__EXCERPTED DATA__:

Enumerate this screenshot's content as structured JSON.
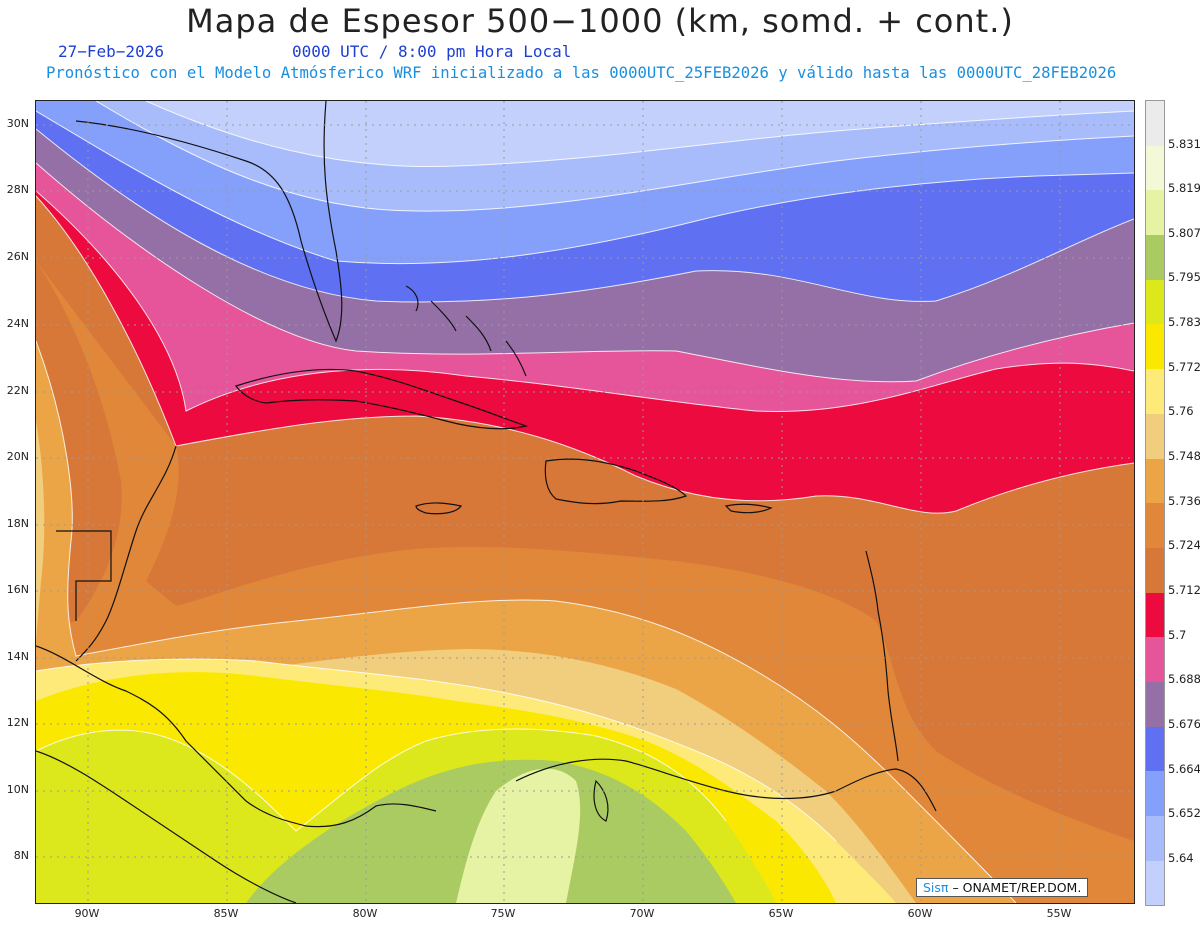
{
  "title": "Mapa de Espesor 500−1000 (km, somd. + cont.)",
  "date": "27−Feb−2026",
  "time": "0000 UTC / 8:00 pm Hora Local",
  "model_info": "Pronóstico con el Modelo Atmósferico WRF inicializado a las 0000UTC_25FEB2026 y válido hasta las  0000UTC_28FEB2026",
  "lat_labels": [
    "30N",
    "28N",
    "26N",
    "24N",
    "22N",
    "20N",
    "18N",
    "16N",
    "14N",
    "12N",
    "10N",
    "8N"
  ],
  "lon_labels": [
    "90W",
    "85W",
    "80W",
    "75W",
    "70W",
    "65W",
    "60W",
    "55W"
  ],
  "colorbar": {
    "labels": [
      "5.831",
      "5.819",
      "5.807",
      "5.795",
      "5.783",
      "5.772",
      "5.76",
      "5.748",
      "5.736",
      "5.724",
      "5.712",
      "5.7",
      "5.688",
      "5.676",
      "5.664",
      "5.652",
      "5.64"
    ],
    "colors": [
      "#ebebeb",
      "#f3f8d6",
      "#e6f2a4",
      "#aacb62",
      "#dde81c",
      "#fae800",
      "#fdea78",
      "#f1cd7e",
      "#eba547",
      "#e0873a",
      "#d87838",
      "#ec0a3e",
      "#e6549a",
      "#9570a6",
      "#6070f2",
      "#85a0fb",
      "#a8bcfb",
      "#c3d0fb"
    ]
  },
  "credit": {
    "brand": "Sisπ",
    "text": "– ONAMET/REP.DOM."
  }
}
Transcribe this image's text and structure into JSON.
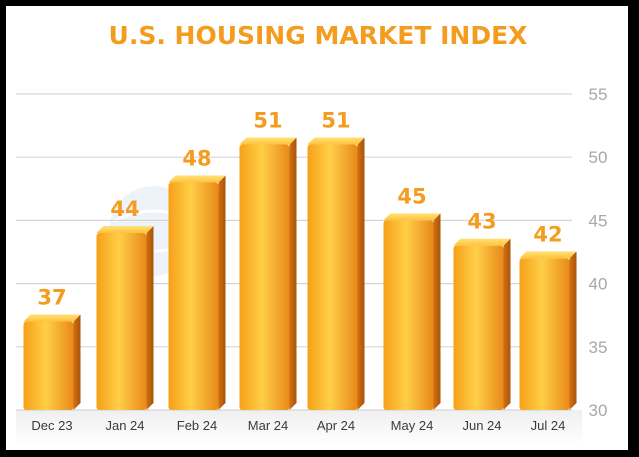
{
  "chart_data": {
    "type": "bar",
    "title": "U.S. HOUSING MARKET INDEX",
    "categories": [
      "Dec 23",
      "Jan 24",
      "Feb 24",
      "Mar 24",
      "Apr 24",
      "May 24",
      "Jun 24",
      "Jul 24"
    ],
    "values": [
      37,
      44,
      48,
      51,
      51,
      45,
      43,
      42
    ],
    "data_labels": [
      "37",
      "44",
      "48",
      "51",
      "51",
      "45",
      "43",
      "42"
    ],
    "ylim": [
      30,
      55
    ],
    "yticks": [
      "30",
      "35",
      "40",
      "45",
      "50",
      "55"
    ],
    "y_axis_side": "right",
    "grid": true,
    "colors": {
      "title": "#f39c1f",
      "label": "#f39c1f",
      "bar_light": "#ffd24a",
      "bar_mid": "#f7a51a",
      "bar_dark": "#d9780f",
      "grid": "#d6d6d6",
      "tick": "#a8a8a8",
      "category": "#3a3a3a"
    }
  }
}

__WRITTEN INSTRUCTION__: Return every line above that contains the word "JSON".

__RESULT OF THE TASK__:
Enumerate this screenshot's content as structured JSON.
Transcribe this image's text and structure into JSON.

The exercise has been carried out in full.